Start Data shown

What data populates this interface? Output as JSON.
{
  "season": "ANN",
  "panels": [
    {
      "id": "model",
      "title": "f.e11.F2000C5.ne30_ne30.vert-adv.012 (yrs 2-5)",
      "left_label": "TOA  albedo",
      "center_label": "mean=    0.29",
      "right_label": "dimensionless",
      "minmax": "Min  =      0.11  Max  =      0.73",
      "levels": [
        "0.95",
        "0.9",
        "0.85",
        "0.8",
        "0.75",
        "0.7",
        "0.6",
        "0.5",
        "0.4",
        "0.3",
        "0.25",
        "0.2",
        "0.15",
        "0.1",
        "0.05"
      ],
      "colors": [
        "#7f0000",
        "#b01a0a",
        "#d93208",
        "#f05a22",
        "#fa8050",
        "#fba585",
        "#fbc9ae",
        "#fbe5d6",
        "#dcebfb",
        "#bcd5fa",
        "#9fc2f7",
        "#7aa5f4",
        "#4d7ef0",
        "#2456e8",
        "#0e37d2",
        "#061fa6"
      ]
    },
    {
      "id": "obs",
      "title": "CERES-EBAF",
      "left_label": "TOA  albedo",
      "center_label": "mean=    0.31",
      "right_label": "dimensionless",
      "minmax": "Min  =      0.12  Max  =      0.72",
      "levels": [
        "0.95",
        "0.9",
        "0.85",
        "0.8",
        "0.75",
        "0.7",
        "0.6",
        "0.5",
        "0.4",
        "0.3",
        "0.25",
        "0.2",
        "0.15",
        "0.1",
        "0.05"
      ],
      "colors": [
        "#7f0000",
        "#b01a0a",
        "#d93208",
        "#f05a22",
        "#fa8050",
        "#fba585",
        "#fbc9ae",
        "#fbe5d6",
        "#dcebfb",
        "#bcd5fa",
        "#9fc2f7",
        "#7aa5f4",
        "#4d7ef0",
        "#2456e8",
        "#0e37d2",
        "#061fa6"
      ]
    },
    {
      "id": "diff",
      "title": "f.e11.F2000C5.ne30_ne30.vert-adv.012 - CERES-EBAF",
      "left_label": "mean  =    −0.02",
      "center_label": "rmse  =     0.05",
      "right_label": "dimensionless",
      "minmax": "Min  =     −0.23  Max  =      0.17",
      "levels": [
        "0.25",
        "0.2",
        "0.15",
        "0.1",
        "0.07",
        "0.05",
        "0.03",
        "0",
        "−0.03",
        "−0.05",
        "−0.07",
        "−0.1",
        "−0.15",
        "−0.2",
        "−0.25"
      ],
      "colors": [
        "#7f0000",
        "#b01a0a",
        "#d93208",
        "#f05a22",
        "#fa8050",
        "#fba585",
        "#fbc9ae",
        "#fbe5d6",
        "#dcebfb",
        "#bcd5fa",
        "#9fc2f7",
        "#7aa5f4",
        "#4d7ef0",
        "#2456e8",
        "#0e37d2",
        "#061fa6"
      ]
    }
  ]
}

End Data shown

■ Description of the task ■
Find the word "title" in the data and show each line that holds it.

■ Task answer ■
      "title": "f.e11.F2000C5.ne30_ne30.vert-adv.012 (yrs 2-5)",
      "title": "CERES-EBAF",
      "title": "f.e11.F2000C5.ne30_ne30.vert-adv.012 - CERES-EBAF",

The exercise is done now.